_Zestaw zadań_:
1. Jaki udział w pracy przewozowej mieli prywatni przewoźnicy w Polsce w 2003 roku według tekstu o liberalizacji rynku kolejowego?
2. Przytocz w niezmienionej postaci fragment tekstu o liberalizacji rynku kolejowego od słów "Liberalizacja rynku kolejowego" do słów "inwestują w tabor." włącznie.

_Fragment źródłowy_:
------------------------------------------------------------

Liberalizacja rynku kolejowego nie przynosi natychmiastowych efektów. Jednak te najważniejsze już się dało odczuć. Poprawia się jakość usług. Ceny są niższe. Firmy inwestują w tabor.

Janusz Piechociński

dyrektor Zespołu Doradców TOR

W wieloletnich procesach gospodarczych daty graniczne, np. liberalizacji, nie wywołują od razu konsekwencji. W Niemczech po dziesięciu latach reform funkcjonuje około 330 przewoźników kolejowych, a występuje porównywalny z naszym krajem udział w rynku firmy dominującej, przewoźnicy prywatni mają około 18 procent w rynku. W Polsce prywatni przewoźnicy działają krócej, w 2003 roku mieli udział 3,6 proc. w pracy przewozowej, a w roku 2006 zanotowali poziom około 17-18 proc. Szacujemy, że w roku 2007 przewoźnicy prywatni osiągną ponad 20 proc. Dynamicznym procesom zmian na rynku sprzyja wzrost przewozów, w 2006 roku przewieziono o 8 proc. towarów więcej. Nowi gracze na rynku starają się o przejęcie udziałów w polskich firmach transportowych lub szukają na naszym rynku strategicznego sojusznika. Firmy przewozowe dotychczas funkcjonujące na polskim rynku zakończyły chyba już sprowadzanie używanego taboru z zagranicy, a zamawiają na skalę dotąd niespotykaną nowe lokomotywy i wagony. Wzrasta też liczba zgłoszeń na remonty i modernizacje używanego taboru, co znacząco poprawia sytuację zakładów zaplecza technicznego. Po pierwszym okresie, kiedy powstające firmy przewoźników powoływały spółki-córki, następuje konsolidacja kolejowych firm. Ma to na celu zwiększenie operatywności działania, ograniczenia kosztów i także przygotowania do wchodzenia na giełdę czy też przejęć na rynku. Wszyscy szukają najtańszych form finansowania i pracują nad planami inwestycyjnymi. Korzyści z procesów zachodzących na rynku mają także i klienci. Poprawia się jakość oferty, spadają ceny. W ubiegłym roku marże na przewóz węgla spadły niekiedy nawet o 30 proc.

------------------------------------------------------------

Rekordy z adnotacjami współrzędnych:
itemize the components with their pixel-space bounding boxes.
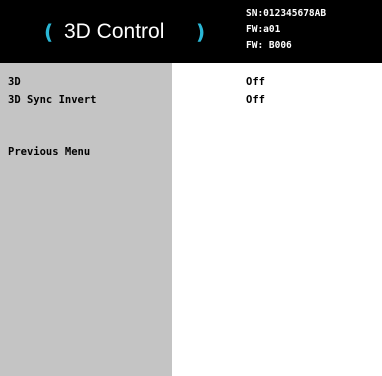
- value-column: [172, 63, 382, 376]
- title-group: ( 3D Control ): [38, 15, 238, 49]
- previous-menu-item[interactable]: Previous Menu: [0, 139, 172, 158]
- serial-number: SN:012345678AB: [246, 8, 327, 19]
- bracket-open: (: [44, 20, 54, 44]
- firmware-version: FW:a01: [246, 24, 281, 35]
- previous-menu-label: Previous Menu: [8, 146, 91, 158]
- menu-item-3d-sync-invert[interactable]: 3D Sync Invert Off: [0, 91, 382, 109]
- bracket-close: ): [196, 20, 206, 44]
- menu-header: ( 3D Control ) SN:012345678AB FW:a01 FW:…: [0, 0, 382, 63]
- menu-item-3d-label: 3D: [8, 76, 21, 88]
- menu-item-3d-sync-invert-value: Off: [246, 94, 265, 106]
- page-title: 3D Control: [64, 20, 165, 43]
- label-column: [0, 63, 172, 376]
- osd-menu: ( 3D Control ) SN:012345678AB FW:a01 FW:…: [0, 0, 382, 376]
- device-info: SN:012345678AB FW:a01 FW: B006: [246, 6, 378, 54]
- menu-item-3d-sync-invert-label: 3D Sync Invert: [8, 94, 97, 106]
- firmware-version-b: FW: B006: [246, 40, 292, 51]
- menu-item-3d-value: Off: [246, 76, 265, 88]
- menu-item-3d[interactable]: 3D Off: [0, 73, 382, 91]
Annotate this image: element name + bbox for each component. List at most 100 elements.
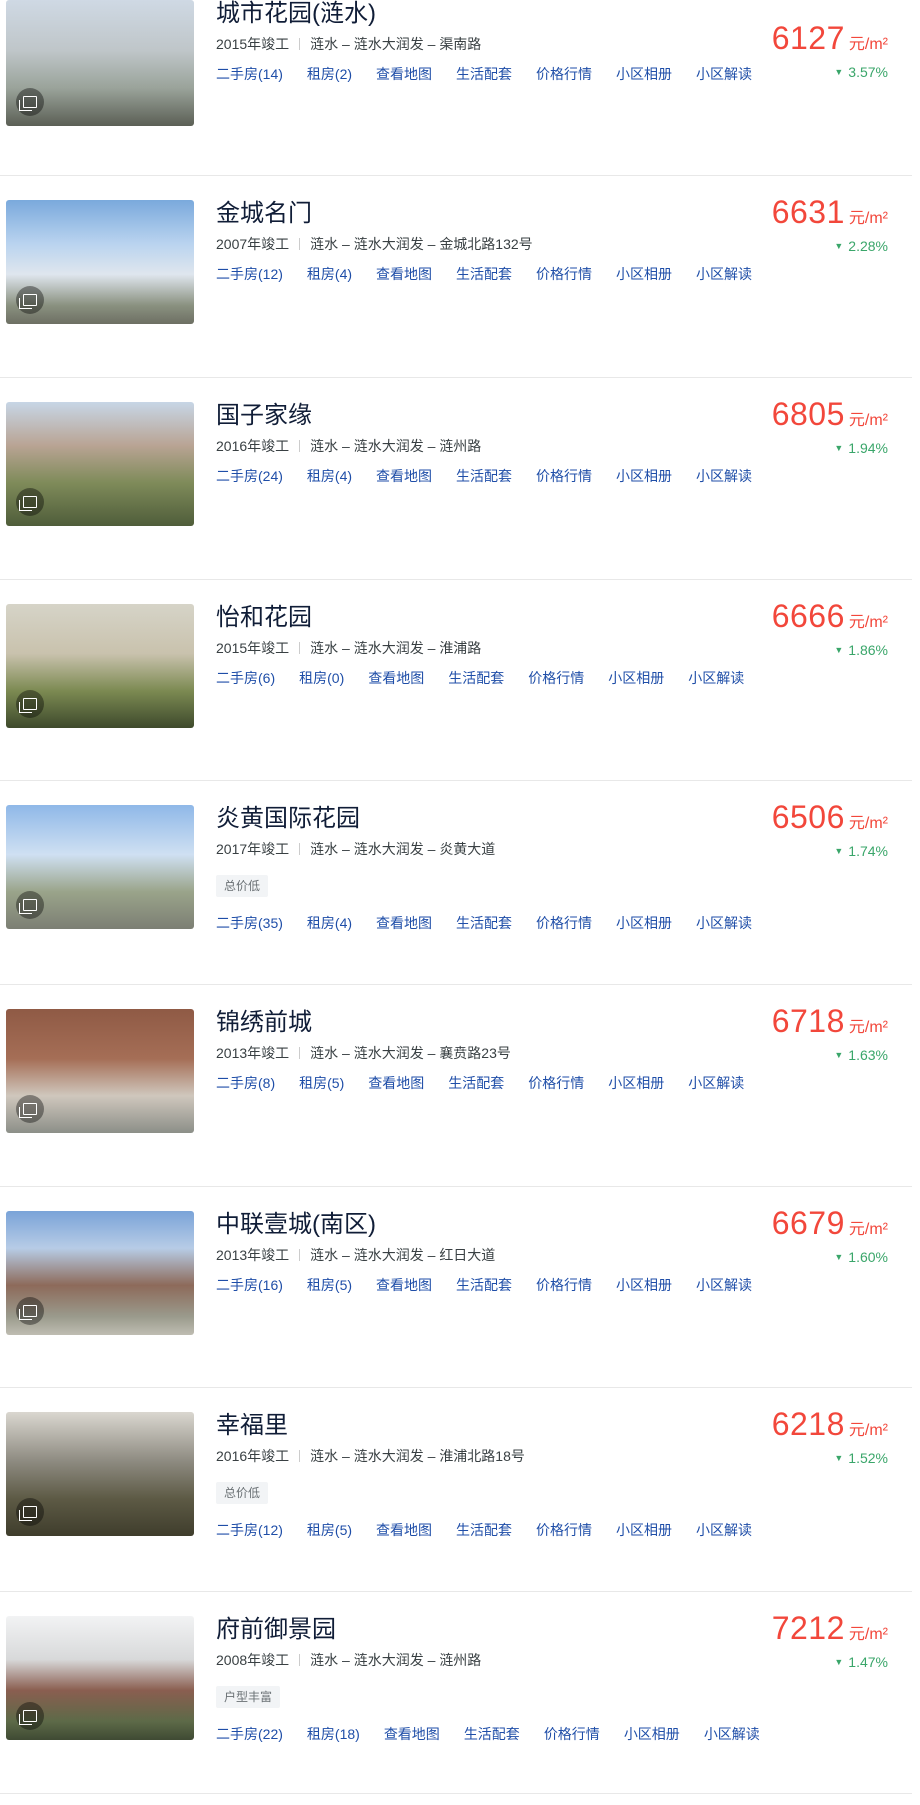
- link-amenities[interactable]: 生活配套: [456, 66, 512, 82]
- link-price-trend[interactable]: 价格行情: [536, 468, 592, 484]
- link-map[interactable]: 查看地图: [376, 266, 432, 282]
- link-secondhand[interactable]: 二手房(12): [216, 266, 283, 282]
- district-link[interactable]: 涟水: [310, 1247, 338, 1263]
- link-amenities[interactable]: 生活配套: [448, 1075, 504, 1091]
- area-link[interactable]: 涟水大润发: [354, 640, 424, 656]
- link-price-trend[interactable]: 价格行情: [536, 915, 592, 931]
- community-photo[interactable]: [6, 604, 194, 728]
- link-secondhand[interactable]: 二手房(6): [216, 670, 275, 686]
- district-link[interactable]: 涟水: [310, 438, 338, 454]
- link-analysis[interactable]: 小区解读: [704, 1726, 760, 1742]
- community-meta: 2015年竣工 涟水 – 涟水大润发 – 淮浦路: [216, 638, 912, 658]
- link-analysis[interactable]: 小区解读: [696, 468, 752, 484]
- community-photo[interactable]: [6, 805, 194, 929]
- area-link[interactable]: 涟水大润发: [354, 1247, 424, 1263]
- link-amenities[interactable]: 生活配套: [456, 468, 512, 484]
- link-map[interactable]: 查看地图: [376, 1277, 432, 1293]
- community-photo[interactable]: [6, 1412, 194, 1536]
- link-analysis[interactable]: 小区解读: [696, 66, 752, 82]
- link-secondhand[interactable]: 二手房(14): [216, 66, 283, 82]
- area-link[interactable]: 涟水大润发: [354, 438, 424, 454]
- area-link[interactable]: 涟水大润发: [354, 1448, 424, 1464]
- link-album[interactable]: 小区相册: [608, 1075, 664, 1091]
- district-link[interactable]: 涟水: [310, 36, 338, 52]
- link-analysis[interactable]: 小区解读: [688, 1075, 744, 1091]
- link-album[interactable]: 小区相册: [624, 1726, 680, 1742]
- link-album[interactable]: 小区相册: [616, 468, 672, 484]
- album-icon-shape: [19, 899, 37, 914]
- link-rent[interactable]: 租房(0): [299, 670, 344, 686]
- link-amenities[interactable]: 生活配套: [448, 670, 504, 686]
- link-amenities[interactable]: 生活配套: [464, 1726, 520, 1742]
- price-change: ▼ 1.52%: [834, 1450, 888, 1466]
- link-analysis[interactable]: 小区解读: [696, 1277, 752, 1293]
- community-photo[interactable]: [6, 200, 194, 324]
- link-secondhand[interactable]: 二手房(12): [216, 1522, 283, 1538]
- dash: –: [338, 841, 354, 857]
- district-link[interactable]: 涟水: [310, 1045, 338, 1061]
- link-album[interactable]: 小区相册: [616, 266, 672, 282]
- area-link[interactable]: 涟水大润发: [354, 841, 424, 857]
- link-analysis[interactable]: 小区解读: [696, 266, 752, 282]
- link-secondhand[interactable]: 二手房(24): [216, 468, 283, 484]
- link-rent[interactable]: 租房(18): [307, 1726, 360, 1742]
- link-map[interactable]: 查看地图: [368, 1075, 424, 1091]
- community-photo[interactable]: [6, 402, 194, 526]
- link-amenities[interactable]: 生活配套: [456, 1522, 512, 1538]
- district-link[interactable]: 涟水: [310, 841, 338, 857]
- road-name: 涟州路: [439, 438, 482, 454]
- district-link[interactable]: 涟水: [310, 1448, 338, 1464]
- community-photo[interactable]: [6, 1009, 194, 1133]
- link-analysis[interactable]: 小区解读: [696, 915, 752, 931]
- district-link[interactable]: 涟水: [310, 640, 338, 656]
- link-map[interactable]: 查看地图: [376, 468, 432, 484]
- road-name: 淮浦北路18号: [439, 1448, 525, 1464]
- build-year: 2013年竣工: [216, 1247, 290, 1263]
- link-album[interactable]: 小区相册: [616, 915, 672, 931]
- link-rent[interactable]: 租房(5): [307, 1277, 352, 1293]
- link-price-trend[interactable]: 价格行情: [536, 1522, 592, 1538]
- link-price-trend[interactable]: 价格行情: [528, 670, 584, 686]
- community-photo[interactable]: [6, 1616, 194, 1740]
- link-price-trend[interactable]: 价格行情: [528, 1075, 584, 1091]
- district-link[interactable]: 涟水: [310, 236, 338, 252]
- link-price-trend[interactable]: 价格行情: [536, 1277, 592, 1293]
- link-rent[interactable]: 租房(4): [307, 915, 352, 931]
- link-map[interactable]: 查看地图: [376, 1522, 432, 1538]
- link-map[interactable]: 查看地图: [376, 66, 432, 82]
- link-amenities[interactable]: 生活配套: [456, 915, 512, 931]
- area-link[interactable]: 涟水大润发: [354, 1045, 424, 1061]
- dash: –: [338, 236, 354, 252]
- link-secondhand[interactable]: 二手房(22): [216, 1726, 283, 1742]
- link-album[interactable]: 小区相册: [608, 670, 664, 686]
- area-link[interactable]: 涟水大润发: [354, 36, 424, 52]
- link-rent[interactable]: 租房(2): [307, 66, 352, 82]
- link-secondhand[interactable]: 二手房(8): [216, 1075, 275, 1091]
- area-link[interactable]: 涟水大润发: [354, 236, 424, 252]
- link-rent[interactable]: 租房(5): [299, 1075, 344, 1091]
- link-rent[interactable]: 租房(5): [307, 1522, 352, 1538]
- link-map[interactable]: 查看地图: [368, 670, 424, 686]
- community-photo[interactable]: [6, 1211, 194, 1335]
- community-photo[interactable]: [6, 0, 194, 126]
- link-album[interactable]: 小区相册: [616, 1522, 672, 1538]
- price-value: 6127: [771, 20, 845, 56]
- district-link[interactable]: 涟水: [310, 1652, 338, 1668]
- link-price-trend[interactable]: 价格行情: [536, 266, 592, 282]
- link-album[interactable]: 小区相册: [616, 66, 672, 82]
- link-price-trend[interactable]: 价格行情: [536, 66, 592, 82]
- link-rent[interactable]: 租房(4): [307, 468, 352, 484]
- link-secondhand[interactable]: 二手房(35): [216, 915, 283, 931]
- link-amenities[interactable]: 生活配套: [456, 266, 512, 282]
- link-analysis[interactable]: 小区解读: [696, 1522, 752, 1538]
- link-analysis[interactable]: 小区解读: [688, 670, 744, 686]
- area-link[interactable]: 涟水大润发: [354, 1652, 424, 1668]
- price-value: 6631: [771, 194, 845, 230]
- link-rent[interactable]: 租房(4): [307, 266, 352, 282]
- link-price-trend[interactable]: 价格行情: [544, 1726, 600, 1742]
- link-map[interactable]: 查看地图: [384, 1726, 440, 1742]
- link-album[interactable]: 小区相册: [616, 1277, 672, 1293]
- link-secondhand[interactable]: 二手房(16): [216, 1277, 283, 1293]
- link-map[interactable]: 查看地图: [376, 915, 432, 931]
- link-amenities[interactable]: 生活配套: [456, 1277, 512, 1293]
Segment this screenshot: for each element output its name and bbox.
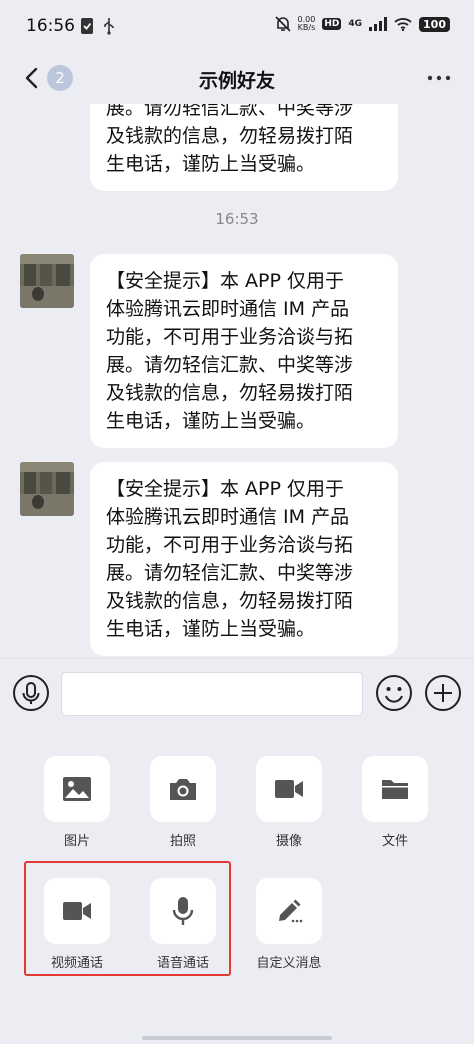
message-line: 【安全提示】本 APP 仅用于	[106, 270, 344, 292]
input-bar	[0, 658, 474, 730]
more-actions-plus-icon[interactable]	[424, 674, 462, 712]
message-bubble[interactable]: 【安全提示】本 APP 仅用于 体验腾讯云即时通信 IM 产品 功能，不可用于业…	[90, 462, 398, 656]
tool-file[interactable]: 文件	[352, 756, 438, 849]
speed-unit: KB/s	[297, 23, 316, 32]
status-time: 16:56	[26, 16, 75, 36]
tool-file-label: 文件	[381, 834, 408, 849]
tool-video-record[interactable]: 摄像	[246, 756, 332, 849]
friend-avatar[interactable]	[20, 254, 74, 308]
tool-image-label: 图片	[63, 834, 90, 849]
network-type: 4G	[348, 19, 363, 29]
message-line: 展。请勿轻信汇款、中奖等涉	[106, 562, 354, 584]
tool-voice-call[interactable]: 语音通话	[140, 878, 226, 971]
message-bubble[interactable]: 展。请勿轻信汇款、中奖等涉 及钱款的信息，勿轻易拨打陌 生电话，谨防上当受骗。	[90, 104, 398, 191]
tool-image-box[interactable]	[44, 756, 110, 822]
voice-input-icon[interactable]	[12, 674, 50, 712]
message-line: 【安全提示】本 APP 仅用于	[106, 478, 344, 500]
message-line: 生电话，谨防上当受骗。	[106, 153, 316, 175]
message-timestamp: 16:53	[215, 210, 259, 228]
tool-custom-message-label: 自定义消息	[256, 956, 322, 971]
avatar-image	[20, 462, 74, 516]
emoji-icon[interactable]	[375, 674, 413, 712]
edit-pencil-icon	[279, 899, 303, 923]
tool-file-box[interactable]	[362, 756, 428, 822]
avatar-image	[20, 254, 74, 308]
conversation-title: 示例好友	[198, 70, 275, 92]
tool-video-call-box[interactable]	[44, 878, 110, 944]
message-line: 及钱款的信息，勿轻易拨打陌	[106, 382, 354, 404]
chat-header: 2 示例好友	[0, 52, 474, 104]
tool-video-record-label: 摄像	[275, 834, 302, 849]
message-line: 展。请勿轻信汇款、中奖等涉	[106, 104, 354, 119]
notification-app-icon	[81, 18, 93, 34]
tool-voice-call-box[interactable]	[150, 878, 216, 944]
more-options-icon[interactable]	[426, 64, 452, 92]
video-camera-icon	[275, 780, 303, 798]
mute-bell-icon	[274, 16, 291, 32]
tool-photo-label: 拍照	[169, 834, 196, 849]
tool-custom-message[interactable]: 自定义消息	[246, 878, 332, 971]
image-icon	[63, 777, 91, 801]
message-line: 生电话，谨防上当受骗。	[106, 618, 316, 640]
home-indicator[interactable]	[142, 1036, 332, 1040]
message-line: 生电话，谨防上当受骗。	[106, 410, 316, 432]
tool-video-record-box[interactable]	[256, 756, 322, 822]
friend-avatar[interactable]	[20, 462, 74, 516]
message-line: 及钱款的信息，勿轻易拨打陌	[106, 590, 354, 612]
network-speed: 0.00 KB/s	[298, 16, 316, 32]
message-input[interactable]	[61, 672, 363, 716]
status-bar: 16:56 0.00 KB/s HD 4G 100	[0, 0, 474, 52]
signal-icon	[369, 17, 388, 31]
microphone-icon	[172, 897, 194, 925]
more-actions-panel: 图片 拍照 摄像 文件 视频通话 语音通话 自定义消息	[0, 730, 474, 1044]
folder-icon	[382, 780, 408, 799]
message-list[interactable]: 展。请勿轻信汇款、中奖等涉 及钱款的信息，勿轻易拨打陌 生电话，谨防上当受骗。 …	[0, 104, 474, 658]
usb-icon	[104, 18, 114, 35]
message-bubble[interactable]: 【安全提示】本 APP 仅用于 体验腾讯云即时通信 IM 产品 功能，不可用于业…	[90, 254, 398, 448]
status-left-icons	[80, 17, 116, 35]
wifi-icon	[394, 18, 412, 31]
tool-voice-call-label: 语音通话	[156, 956, 209, 971]
message-line: 功能，不可用于业务洽谈与拓	[106, 326, 354, 348]
message-line: 及钱款的信息，勿轻易拨打陌	[106, 125, 354, 147]
status-right-icons: 0.00 KB/s HD 4G 100	[274, 15, 450, 33]
hd-badge: HD	[322, 18, 342, 30]
tool-photo[interactable]: 拍照	[140, 756, 226, 849]
camera-icon	[170, 779, 196, 800]
message-line: 功能，不可用于业务洽谈与拓	[106, 534, 354, 556]
tool-video-call[interactable]: 视频通话	[34, 878, 120, 971]
tool-image[interactable]: 图片	[34, 756, 120, 849]
tool-video-call-label: 视频通话	[50, 956, 103, 971]
tool-photo-box[interactable]	[150, 756, 216, 822]
video-call-icon	[63, 902, 91, 920]
message-line: 展。请勿轻信汇款、中奖等涉	[106, 354, 354, 376]
message-line: 体验腾讯云即时通信 IM 产品	[106, 506, 350, 528]
message-line: 体验腾讯云即时通信 IM 产品	[106, 298, 350, 320]
tool-custom-message-box[interactable]	[256, 878, 322, 944]
battery-indicator: 100	[419, 16, 450, 32]
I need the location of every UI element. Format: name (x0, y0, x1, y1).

------------------------------------------------------------

_Wyniki zadań_:
1. 3,6 proc.

2.
Liberalizacja rynku kolejowego nie przynosi natychmiastowych efektów. Jednak te najważniejsze już się dało odczuć. Poprawia się jakość usług. Ceny są niższe. Firmy inwestują w tabor.